BEGIN Passage provided
Physical Access Control System (PACS) Approved Products List
Click here for Recommended Procurement Language.
See below for additional information regarding testing and topologies. For a limited time only, product testing is currently being funded by the GSA.
Note: Procuring agencies can add (or incrementally update) components to an existing, and approved, PACS system configuration according to the tables / rows shown below. Note that there is not necessarily a 1-to-1 relationship between components in an approved configuration. As an example, in the 13.01 Topology it is likely that multiple readers may serve one validation system and connect to one PACS infrastructure. If you have additional questions please contact us at ICAM@gsa.gov.
PRACTICE NOTES IMPLEMENTING NIST SP800-116 GUIDANCESecurity professionals at federal buildings have three base case scenarios to consider when designing, specifying and implementing an APL Approved E-PACS. They are:
1. I am moving up in security levels (e.g., from Controlled up to Limited),
2. I am staying within the same level (e.g., from Limited to Limited), and
3. I am transiting down a level (e.g., from Limited down to Controlled).
SP800-116 mainly addresses (1). Appendix C provides for every possible combination of transition between levels in this context. Note that FIPS 201-2 deprecated CHUID Authentication.
SP800-116 does not cover (3). Security professionals should look to other federal guidance and policy sources as may be applicable to their facility to determine how to manage this transition. Documents from the Interagency Security Committee and other best practices in physical security should be consulted with special attention paid if to mustering if that is a requirement of the building.
SP800-116 covers (2). For any level other than exclusionary, any PIV authentication mechanism may be used when staying at the same level. For an exclusionary area, a two or three-factor mechanism should be used.
END Passage provided
_Activity list_:
1. Copy the part of the PACS approved products text starting with "SP800-116 does not" and going on through "of the building.", word for word.
2. Carry on the PACS approved products text from its last sentence.
BEGIN Data shown
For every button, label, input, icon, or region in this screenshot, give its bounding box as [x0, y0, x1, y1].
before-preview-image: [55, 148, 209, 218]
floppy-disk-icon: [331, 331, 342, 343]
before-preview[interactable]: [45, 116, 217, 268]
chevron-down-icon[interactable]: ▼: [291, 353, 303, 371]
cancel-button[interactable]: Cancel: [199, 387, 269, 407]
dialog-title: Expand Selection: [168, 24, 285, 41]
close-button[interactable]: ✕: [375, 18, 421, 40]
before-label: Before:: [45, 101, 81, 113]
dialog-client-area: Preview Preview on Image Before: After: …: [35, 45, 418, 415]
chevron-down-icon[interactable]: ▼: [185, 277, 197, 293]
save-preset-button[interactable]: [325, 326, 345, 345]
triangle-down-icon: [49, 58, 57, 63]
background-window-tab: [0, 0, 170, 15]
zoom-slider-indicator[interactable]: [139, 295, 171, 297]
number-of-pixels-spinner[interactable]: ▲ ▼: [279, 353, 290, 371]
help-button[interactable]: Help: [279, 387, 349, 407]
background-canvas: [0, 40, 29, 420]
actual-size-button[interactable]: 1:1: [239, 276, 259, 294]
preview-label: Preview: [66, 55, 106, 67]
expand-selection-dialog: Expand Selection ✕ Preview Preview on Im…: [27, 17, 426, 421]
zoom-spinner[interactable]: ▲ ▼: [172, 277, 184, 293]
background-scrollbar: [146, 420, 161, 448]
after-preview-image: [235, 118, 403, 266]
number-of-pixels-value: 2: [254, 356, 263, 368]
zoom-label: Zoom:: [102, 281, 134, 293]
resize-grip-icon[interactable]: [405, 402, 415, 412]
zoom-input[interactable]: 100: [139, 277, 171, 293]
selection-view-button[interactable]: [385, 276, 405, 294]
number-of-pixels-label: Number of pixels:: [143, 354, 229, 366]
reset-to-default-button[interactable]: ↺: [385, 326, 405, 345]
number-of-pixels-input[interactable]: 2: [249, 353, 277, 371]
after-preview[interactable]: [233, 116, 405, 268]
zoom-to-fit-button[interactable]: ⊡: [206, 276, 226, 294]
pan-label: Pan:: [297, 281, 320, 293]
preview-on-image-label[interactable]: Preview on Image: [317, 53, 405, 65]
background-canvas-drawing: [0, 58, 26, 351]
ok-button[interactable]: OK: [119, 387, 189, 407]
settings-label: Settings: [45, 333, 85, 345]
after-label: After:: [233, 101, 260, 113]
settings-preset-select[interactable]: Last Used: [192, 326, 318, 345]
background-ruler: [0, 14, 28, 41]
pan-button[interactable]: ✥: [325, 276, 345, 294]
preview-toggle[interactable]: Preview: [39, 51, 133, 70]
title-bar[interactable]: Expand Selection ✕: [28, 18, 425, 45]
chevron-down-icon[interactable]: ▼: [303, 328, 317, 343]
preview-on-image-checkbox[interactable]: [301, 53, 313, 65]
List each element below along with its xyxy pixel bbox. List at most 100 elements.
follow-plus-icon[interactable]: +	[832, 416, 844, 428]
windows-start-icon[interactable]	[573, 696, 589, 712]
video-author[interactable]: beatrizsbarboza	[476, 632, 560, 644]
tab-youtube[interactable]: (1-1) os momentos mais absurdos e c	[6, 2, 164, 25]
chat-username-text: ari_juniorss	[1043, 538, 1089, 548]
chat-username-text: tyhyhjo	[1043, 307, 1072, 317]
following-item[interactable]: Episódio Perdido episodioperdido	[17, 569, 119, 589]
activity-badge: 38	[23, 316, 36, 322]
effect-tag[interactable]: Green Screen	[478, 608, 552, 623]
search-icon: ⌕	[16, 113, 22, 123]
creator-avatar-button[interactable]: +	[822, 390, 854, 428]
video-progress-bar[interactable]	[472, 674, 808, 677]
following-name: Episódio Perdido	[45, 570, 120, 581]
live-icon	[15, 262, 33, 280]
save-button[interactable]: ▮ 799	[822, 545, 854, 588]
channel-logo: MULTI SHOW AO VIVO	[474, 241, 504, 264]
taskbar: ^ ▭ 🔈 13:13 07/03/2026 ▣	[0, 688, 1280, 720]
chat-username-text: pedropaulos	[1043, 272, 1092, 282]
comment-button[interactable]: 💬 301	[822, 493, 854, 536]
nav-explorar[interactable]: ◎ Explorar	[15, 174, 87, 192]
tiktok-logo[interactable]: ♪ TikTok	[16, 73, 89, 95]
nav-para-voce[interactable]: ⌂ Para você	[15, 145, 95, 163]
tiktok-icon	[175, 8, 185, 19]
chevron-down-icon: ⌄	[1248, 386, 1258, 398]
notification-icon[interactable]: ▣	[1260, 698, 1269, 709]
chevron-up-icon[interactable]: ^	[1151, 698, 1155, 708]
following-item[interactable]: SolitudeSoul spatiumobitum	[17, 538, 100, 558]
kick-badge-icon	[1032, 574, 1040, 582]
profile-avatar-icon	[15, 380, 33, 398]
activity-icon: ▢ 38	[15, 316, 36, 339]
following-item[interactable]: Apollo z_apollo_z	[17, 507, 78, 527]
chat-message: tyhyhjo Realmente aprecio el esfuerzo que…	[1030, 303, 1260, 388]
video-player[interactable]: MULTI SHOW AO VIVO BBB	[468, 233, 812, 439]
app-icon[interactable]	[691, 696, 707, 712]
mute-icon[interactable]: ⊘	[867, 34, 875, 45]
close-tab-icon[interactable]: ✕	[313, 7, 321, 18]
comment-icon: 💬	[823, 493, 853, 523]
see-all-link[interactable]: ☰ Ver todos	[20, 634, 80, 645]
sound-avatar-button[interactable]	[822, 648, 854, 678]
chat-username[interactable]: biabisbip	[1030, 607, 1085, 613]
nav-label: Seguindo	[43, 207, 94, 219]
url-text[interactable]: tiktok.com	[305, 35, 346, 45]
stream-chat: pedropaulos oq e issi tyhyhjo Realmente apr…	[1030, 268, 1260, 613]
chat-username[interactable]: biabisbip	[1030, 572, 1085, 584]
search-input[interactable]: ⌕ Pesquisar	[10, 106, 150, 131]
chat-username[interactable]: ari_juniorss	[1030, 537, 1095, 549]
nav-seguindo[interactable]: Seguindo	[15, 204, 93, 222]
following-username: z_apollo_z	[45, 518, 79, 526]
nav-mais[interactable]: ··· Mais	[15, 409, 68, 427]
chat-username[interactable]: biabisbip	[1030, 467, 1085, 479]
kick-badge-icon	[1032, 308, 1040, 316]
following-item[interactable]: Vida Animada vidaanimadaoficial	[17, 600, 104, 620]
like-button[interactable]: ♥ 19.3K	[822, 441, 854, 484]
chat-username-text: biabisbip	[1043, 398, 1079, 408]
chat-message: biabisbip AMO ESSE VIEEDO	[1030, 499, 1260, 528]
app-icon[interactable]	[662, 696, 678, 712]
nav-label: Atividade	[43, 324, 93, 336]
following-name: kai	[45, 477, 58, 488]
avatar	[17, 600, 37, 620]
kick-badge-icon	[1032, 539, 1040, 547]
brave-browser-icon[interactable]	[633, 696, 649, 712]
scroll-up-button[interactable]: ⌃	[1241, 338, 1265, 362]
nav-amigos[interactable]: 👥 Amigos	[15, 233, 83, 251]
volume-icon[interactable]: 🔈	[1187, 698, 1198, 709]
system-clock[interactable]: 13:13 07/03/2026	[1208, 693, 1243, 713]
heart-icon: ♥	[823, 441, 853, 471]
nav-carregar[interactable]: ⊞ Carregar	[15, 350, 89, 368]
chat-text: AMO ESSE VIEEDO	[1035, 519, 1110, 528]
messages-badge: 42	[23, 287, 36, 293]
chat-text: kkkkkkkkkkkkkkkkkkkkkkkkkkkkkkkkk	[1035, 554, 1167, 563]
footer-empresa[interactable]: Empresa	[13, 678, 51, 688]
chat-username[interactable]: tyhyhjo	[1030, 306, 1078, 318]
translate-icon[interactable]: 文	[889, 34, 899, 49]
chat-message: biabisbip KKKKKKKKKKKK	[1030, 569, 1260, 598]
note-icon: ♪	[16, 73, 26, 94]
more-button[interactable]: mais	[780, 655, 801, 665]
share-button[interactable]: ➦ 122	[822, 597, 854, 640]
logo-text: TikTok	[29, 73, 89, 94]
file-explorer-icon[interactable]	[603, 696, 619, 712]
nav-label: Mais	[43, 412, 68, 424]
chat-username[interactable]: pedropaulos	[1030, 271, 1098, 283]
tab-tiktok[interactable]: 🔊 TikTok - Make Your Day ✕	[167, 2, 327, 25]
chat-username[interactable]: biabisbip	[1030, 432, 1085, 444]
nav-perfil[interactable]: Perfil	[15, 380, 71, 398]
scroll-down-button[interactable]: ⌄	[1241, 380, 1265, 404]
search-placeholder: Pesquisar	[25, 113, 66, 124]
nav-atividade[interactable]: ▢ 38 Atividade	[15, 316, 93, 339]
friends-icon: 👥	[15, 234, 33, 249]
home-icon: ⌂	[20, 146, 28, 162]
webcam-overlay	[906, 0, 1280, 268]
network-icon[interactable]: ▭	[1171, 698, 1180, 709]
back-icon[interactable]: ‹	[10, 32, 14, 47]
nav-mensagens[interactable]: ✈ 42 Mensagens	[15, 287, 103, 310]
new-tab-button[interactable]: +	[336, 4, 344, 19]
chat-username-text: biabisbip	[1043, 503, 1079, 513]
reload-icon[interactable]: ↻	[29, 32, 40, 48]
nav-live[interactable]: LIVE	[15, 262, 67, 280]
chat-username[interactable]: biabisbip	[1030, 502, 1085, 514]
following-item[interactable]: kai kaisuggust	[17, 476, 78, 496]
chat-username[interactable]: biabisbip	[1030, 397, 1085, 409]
END Data shown
_Answers to the problems_:
1.
SP800-116 does not cover (3). Security professionals should look to other federal guidance and policy sources as may be applicable to their facility to determine how to manage this transition. Documents from the Interagency Security Committee and other best practices in physical security should be consulted with special attention paid if to mustering if that is a requirement of the building.

2.
1 Note on Testing Criteria Applied: The Program has published the FICAM Testing Program Functional Requirements and Test Cases document, which specifies the functional requirements the Program uses to test a PACS submitted for approval. All requirements are tested using a smart card as presented to the PACS and various Public Key Infrastructure (PKI) paths. The PKI and smart cards test for specific common failures in smart cards and PKI, as well as Advanced Persistent Threat (APT) issues that impact PACS specifically.
2 Note on the Use of the Term "Topologies": Industry has noted that there is more than one possible PACS end-to-end configuration ( also called "Topology"). The FIPS 201 / FICAM Testing Program is agnostic to topology and focuses solely on functional testing using an end-to-end testing methodology. The Program encourages industry innovation and supports varying topologies. A new topology can be proposed to the Program via the streamlined "Topology Adoption Process". Adoption is based on whether the proposed topology is commercially available, conformant to applicable Program functional requirements, and is in the best interest of the federal government.